Exercise instructions: Output every entry exactly, from the first line to the last.

Input records:
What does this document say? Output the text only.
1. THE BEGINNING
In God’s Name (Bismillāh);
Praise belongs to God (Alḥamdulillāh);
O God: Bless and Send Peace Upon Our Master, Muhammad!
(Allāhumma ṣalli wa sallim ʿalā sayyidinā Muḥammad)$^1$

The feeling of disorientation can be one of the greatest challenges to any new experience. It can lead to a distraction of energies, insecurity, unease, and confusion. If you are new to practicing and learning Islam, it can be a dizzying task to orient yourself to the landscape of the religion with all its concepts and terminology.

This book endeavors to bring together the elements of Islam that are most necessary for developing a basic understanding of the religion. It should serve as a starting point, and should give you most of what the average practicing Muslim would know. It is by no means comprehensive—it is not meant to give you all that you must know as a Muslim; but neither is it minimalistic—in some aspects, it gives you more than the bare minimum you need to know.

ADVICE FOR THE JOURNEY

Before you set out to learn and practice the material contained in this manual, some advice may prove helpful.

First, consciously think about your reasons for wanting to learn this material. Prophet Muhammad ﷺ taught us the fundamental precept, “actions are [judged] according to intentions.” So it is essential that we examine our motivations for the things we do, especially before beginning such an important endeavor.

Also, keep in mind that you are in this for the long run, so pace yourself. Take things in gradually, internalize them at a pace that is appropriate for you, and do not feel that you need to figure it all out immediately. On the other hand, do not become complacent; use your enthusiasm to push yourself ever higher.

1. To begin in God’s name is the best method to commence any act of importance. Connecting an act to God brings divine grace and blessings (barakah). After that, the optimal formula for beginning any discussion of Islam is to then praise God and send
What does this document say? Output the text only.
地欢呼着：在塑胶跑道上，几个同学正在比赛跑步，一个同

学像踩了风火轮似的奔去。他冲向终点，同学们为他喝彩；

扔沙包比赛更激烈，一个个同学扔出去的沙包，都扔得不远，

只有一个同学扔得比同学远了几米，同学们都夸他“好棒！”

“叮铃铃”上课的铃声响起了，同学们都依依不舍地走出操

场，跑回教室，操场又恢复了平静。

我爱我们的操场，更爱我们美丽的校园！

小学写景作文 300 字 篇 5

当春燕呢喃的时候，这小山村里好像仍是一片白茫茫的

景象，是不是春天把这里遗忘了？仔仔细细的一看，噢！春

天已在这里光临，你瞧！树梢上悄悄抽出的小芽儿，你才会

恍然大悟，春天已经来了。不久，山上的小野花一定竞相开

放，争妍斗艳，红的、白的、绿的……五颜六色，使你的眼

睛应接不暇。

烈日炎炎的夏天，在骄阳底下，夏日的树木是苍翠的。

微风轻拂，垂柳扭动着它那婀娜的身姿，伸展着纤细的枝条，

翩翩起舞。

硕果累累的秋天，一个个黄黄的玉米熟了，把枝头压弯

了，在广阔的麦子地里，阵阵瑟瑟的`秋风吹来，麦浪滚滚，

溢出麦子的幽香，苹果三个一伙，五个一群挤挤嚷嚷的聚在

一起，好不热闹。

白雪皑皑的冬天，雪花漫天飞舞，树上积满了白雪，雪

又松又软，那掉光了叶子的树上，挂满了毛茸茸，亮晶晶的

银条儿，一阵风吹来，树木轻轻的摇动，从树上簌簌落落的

Worked solution:
What does this document say? Output the text only.
1. THE BEGINNING
In God’s Name (Bismillāh);
Praise belongs to God (Alḥamdulillāh);
O God: Bless and Send Peace Upon Our Master, Muhammad!
(Allāhumma ṣalli wa sallim ʿalā sayyidinā Muḥammad)$^1$

The feeling of disorientation can be one of the greatest challenges to any new experience. It can lead to a distraction of energies, insecurity, unease, and confusion. If you are new to practicing and learning Islam, it can be a dizzying task to orient yourself to the landscape of the religion with all its concepts and terminology.

This book endeavors to bring together the elements of Islam that are most necessary for developing a basic understanding of the religion. It should serve as a starting point, and should give you most of what the average practicing Muslim would know. It is by no means comprehensive—it is not meant to give you all that you must know as a Muslim; but neither is it minimalistic—in some aspects, it gives you more than the bare minimum you need to know.

ADVICE FOR THE JOURNEY

Before you set out to learn and practice the material contained in this manual, some advice may prove helpful.

First, consciously think about your reasons for wanting to learn this material. Prophet Muhammad ﷺ taught us the fundamental precept, “actions are [judged] according to intentions.” So it is essential that we examine our motivations for the things we do, especially before beginning such an important endeavor.

Also, keep in mind that you are in this for the long run, so pace yourself. Take things in gradually, internalize them at a pace that is appropriate for you, and do not feel that you need to figure it all out immediately. On the other hand, do not become complacent; use your enthusiasm to push yourself ever higher.

1. To begin in God’s name is the best method to commence any act of importance. Connecting an act to God brings divine grace and blessings (barakah). After that, the optimal formula for beginning any discussion of Islam is to then praise God and send
What does this document say? Output the text only.
地欢呼着：在塑胶跑道上，几个同学正在比赛跑步，一个同

学像踩了风火轮似的奔去。他冲向终点，同学们为他喝彩；

扔沙包比赛更激烈，一个个同学扔出去的沙包，都扔得不远，

只有一个同学扔得比同学远了几米，同学们都夸他“好棒！”

“叮铃铃”上课的铃声响起了，同学们都依依不舍地走出操

场，跑回教室，操场又恢复了平静。

我爱我们的操场，更爱我们美丽的校园！

小学写景作文 300 字 篇 5

当春燕呢喃的时候，这小山村里好像仍是一片白茫茫的

景象，是不是春天把这里遗忘了？仔仔细细的一看，噢！春

天已在这里光临，你瞧！树梢上悄悄抽出的小芽儿，你才会

恍然大悟，春天已经来了。不久，山上的小野花一定竞相开

放，争妍斗艳，红的、白的、绿的……五颜六色，使你的眼

睛应接不暇。

烈日炎炎的夏天，在骄阳底下，夏日的树木是苍翠的。

微风轻拂，垂柳扭动着它那婀娜的身姿，伸展着纤细的枝条，

翩翩起舞。

硕果累累的秋天，一个个黄黄的玉米熟了，把枝头压弯

了，在广阔的麦子地里，阵阵瑟瑟的`秋风吹来，麦浪滚滚，

溢出麦子的幽香，苹果三个一伙，五个一群挤挤嚷嚷的聚在

一起，好不热闹。

白雪皑皑的冬天，雪花漫天飞舞，树上积满了白雪，雪

又松又软，那掉光了叶子的树上，挂满了毛茸茸，亮晶晶的

银条儿，一阵风吹来，树木轻轻的摇动，从树上簌簌落落的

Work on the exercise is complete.